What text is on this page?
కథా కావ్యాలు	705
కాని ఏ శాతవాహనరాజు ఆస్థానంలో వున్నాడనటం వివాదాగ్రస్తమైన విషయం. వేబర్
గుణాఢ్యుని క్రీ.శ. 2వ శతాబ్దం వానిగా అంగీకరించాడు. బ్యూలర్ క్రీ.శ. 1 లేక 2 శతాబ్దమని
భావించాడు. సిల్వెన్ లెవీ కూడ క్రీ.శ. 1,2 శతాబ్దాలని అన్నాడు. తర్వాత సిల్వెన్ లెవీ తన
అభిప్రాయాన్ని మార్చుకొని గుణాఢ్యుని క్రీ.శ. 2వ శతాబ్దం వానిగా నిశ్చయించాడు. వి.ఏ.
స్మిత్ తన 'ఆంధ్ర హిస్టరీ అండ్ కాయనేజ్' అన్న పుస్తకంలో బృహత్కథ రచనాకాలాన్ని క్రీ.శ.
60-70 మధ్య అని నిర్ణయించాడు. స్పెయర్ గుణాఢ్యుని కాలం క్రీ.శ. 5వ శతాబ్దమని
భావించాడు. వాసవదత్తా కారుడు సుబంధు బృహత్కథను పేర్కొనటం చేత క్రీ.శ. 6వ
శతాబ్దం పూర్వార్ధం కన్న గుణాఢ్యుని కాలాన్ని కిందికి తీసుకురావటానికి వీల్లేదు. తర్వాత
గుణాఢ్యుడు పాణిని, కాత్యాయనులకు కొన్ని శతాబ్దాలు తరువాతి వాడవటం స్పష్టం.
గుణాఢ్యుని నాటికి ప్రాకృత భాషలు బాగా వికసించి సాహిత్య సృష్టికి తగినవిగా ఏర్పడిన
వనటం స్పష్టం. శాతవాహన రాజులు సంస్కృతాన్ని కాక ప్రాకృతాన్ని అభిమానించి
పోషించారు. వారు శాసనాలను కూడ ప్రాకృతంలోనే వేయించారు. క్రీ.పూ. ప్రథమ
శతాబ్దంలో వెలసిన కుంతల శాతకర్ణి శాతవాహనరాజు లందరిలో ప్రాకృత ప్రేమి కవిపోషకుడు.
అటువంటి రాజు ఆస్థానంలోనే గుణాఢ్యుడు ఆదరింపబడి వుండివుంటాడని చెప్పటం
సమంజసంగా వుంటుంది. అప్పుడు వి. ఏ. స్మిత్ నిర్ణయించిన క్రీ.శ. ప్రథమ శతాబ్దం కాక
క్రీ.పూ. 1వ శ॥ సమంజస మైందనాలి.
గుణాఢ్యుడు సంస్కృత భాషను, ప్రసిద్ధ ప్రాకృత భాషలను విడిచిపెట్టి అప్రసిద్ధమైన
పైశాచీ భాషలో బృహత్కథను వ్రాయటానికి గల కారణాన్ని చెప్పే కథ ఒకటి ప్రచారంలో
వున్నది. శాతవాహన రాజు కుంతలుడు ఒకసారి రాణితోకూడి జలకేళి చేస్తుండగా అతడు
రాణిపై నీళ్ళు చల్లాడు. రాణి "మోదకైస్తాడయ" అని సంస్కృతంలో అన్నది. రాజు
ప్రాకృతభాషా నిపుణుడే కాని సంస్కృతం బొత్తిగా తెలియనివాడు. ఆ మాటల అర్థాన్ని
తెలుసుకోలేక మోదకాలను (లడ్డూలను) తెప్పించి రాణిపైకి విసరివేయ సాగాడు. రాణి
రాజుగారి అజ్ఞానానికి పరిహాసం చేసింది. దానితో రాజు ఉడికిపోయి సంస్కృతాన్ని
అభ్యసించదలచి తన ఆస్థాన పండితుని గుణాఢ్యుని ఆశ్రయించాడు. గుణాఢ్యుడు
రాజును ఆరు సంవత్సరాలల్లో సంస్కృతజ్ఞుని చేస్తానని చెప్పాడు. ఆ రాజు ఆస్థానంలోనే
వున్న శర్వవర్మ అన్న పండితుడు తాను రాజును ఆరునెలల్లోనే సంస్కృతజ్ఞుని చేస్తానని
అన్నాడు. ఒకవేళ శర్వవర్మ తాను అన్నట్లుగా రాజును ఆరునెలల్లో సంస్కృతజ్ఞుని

Stated task —
Return each entry from the material above exactly as it appears.

Exercise solution —
What text is on this page?
కథా కావ్యాలు	705
కాని ఏ శాతవాహనరాజు ఆస్థానంలో వున్నాడనటం వివాదాగ్రస్తమైన విషయం. వేబర్
గుణాఢ్యుని క్రీ.శ. 2వ శతాబ్దం వానిగా అంగీకరించాడు. బ్యూలర్ క్రీ.శ. 1 లేక 2 శతాబ్దమని
భావించాడు. సిల్వెన్ లెవీ కూడ క్రీ.శ. 1,2 శతాబ్దాలని అన్నాడు. తర్వాత సిల్వెన్ లెవీ తన
అభిప్రాయాన్ని మార్చుకొని గుణాఢ్యుని క్రీ.శ. 2వ శతాబ్దం వానిగా నిశ్చయించాడు. వి.ఏ.
స్మిత్ తన 'ఆంధ్ర హిస్టరీ అండ్ కాయనేజ్' అన్న పుస్తకంలో బృహత్కథ రచనాకాలాన్ని క్రీ.శ.
60-70 మధ్య అని నిర్ణయించాడు. స్పెయర్ గుణాఢ్యుని కాలం క్రీ.శ. 5వ శతాబ్దమని
భావించాడు. వాసవదత్తా కారుడు సుబంధు బృహత్కథను పేర్కొనటం చేత క్రీ.శ. 6వ
శతాబ్దం పూర్వార్ధం కన్న గుణాఢ్యుని కాలాన్ని కిందికి తీసుకురావటానికి వీల్లేదు. తర్వాత
గుణాఢ్యుడు పాణిని, కాత్యాయనులకు కొన్ని శతాబ్దాలు తరువాతి వాడవటం స్పష్టం.
గుణాఢ్యుని నాటికి ప్రాకృత భాషలు బాగా వికసించి సాహిత్య సృష్టికి తగినవిగా ఏర్పడిన
వనటం స్పష్టం. శాతవాహన రాజులు సంస్కృతాన్ని కాక ప్రాకృతాన్ని అభిమానించి
పోషించారు. వారు శాసనాలను కూడ ప్రాకృతంలోనే వేయించారు. క్రీ.పూ. ప్రథమ
శతాబ్దంలో వెలసిన కుంతల శాతకర్ణి శాతవాహనరాజు లందరిలో ప్రాకృత ప్రేమి కవిపోషకుడు.
అటువంటి రాజు ఆస్థానంలోనే గుణాఢ్యుడు ఆదరింపబడి వుండివుంటాడని చెప్పటం
సమంజసంగా వుంటుంది. అప్పుడు వి. ఏ. స్మిత్ నిర్ణయించిన క్రీ.శ. ప్రథమ శతాబ్దం కాక
క్రీ.పూ. 1వ శ॥ సమంజస మైందనాలి.
గుణాఢ్యుడు సంస్కృత భాషను, ప్రసిద్ధ ప్రాకృత భాషలను విడిచిపెట్టి అప్రసిద్ధమైన
పైశాచీ భాషలో బృహత్కథను వ్రాయటానికి గల కారణాన్ని చెప్పే కథ ఒకటి ప్రచారంలో
వున్నది. శాతవాహన రాజు కుంతలుడు ఒకసారి రాణితోకూడి జలకేళి చేస్తుండగా అతడు
రాణిపై నీళ్ళు చల్లాడు. రాణి "మోదకైస్తాడయ" అని సంస్కృతంలో అన్నది. రాజు
ప్రాకృతభాషా నిపుణుడే కాని సంస్కృతం బొత్తిగా తెలియనివాడు. ఆ మాటల అర్థాన్ని
తెలుసుకోలేక మోదకాలను (లడ్డూలను) తెప్పించి రాణిపైకి విసరివేయ సాగాడు. రాణి
రాజుగారి అజ్ఞానానికి పరిహాసం చేసింది. దానితో రాజు ఉడికిపోయి సంస్కృతాన్ని
అభ్యసించదలచి తన ఆస్థాన పండితుని గుణాఢ్యుని ఆశ్రయించాడు. గుణాఢ్యుడు
రాజును ఆరు సంవత్సరాలల్లో సంస్కృతజ్ఞుని చేస్తానని చెప్పాడు. ఆ రాజు ఆస్థానంలోనే
వున్న శర్వవర్మ అన్న పండితుడు తాను రాజును ఆరునెలల్లోనే సంస్కృతజ్ఞుని చేస్తానని
అన్నాడు. ఒకవేళ శర్వవర్మ తాను అన్నట్లుగా రాజును ఆరునెలల్లో సంస్కృతజ్ఞుని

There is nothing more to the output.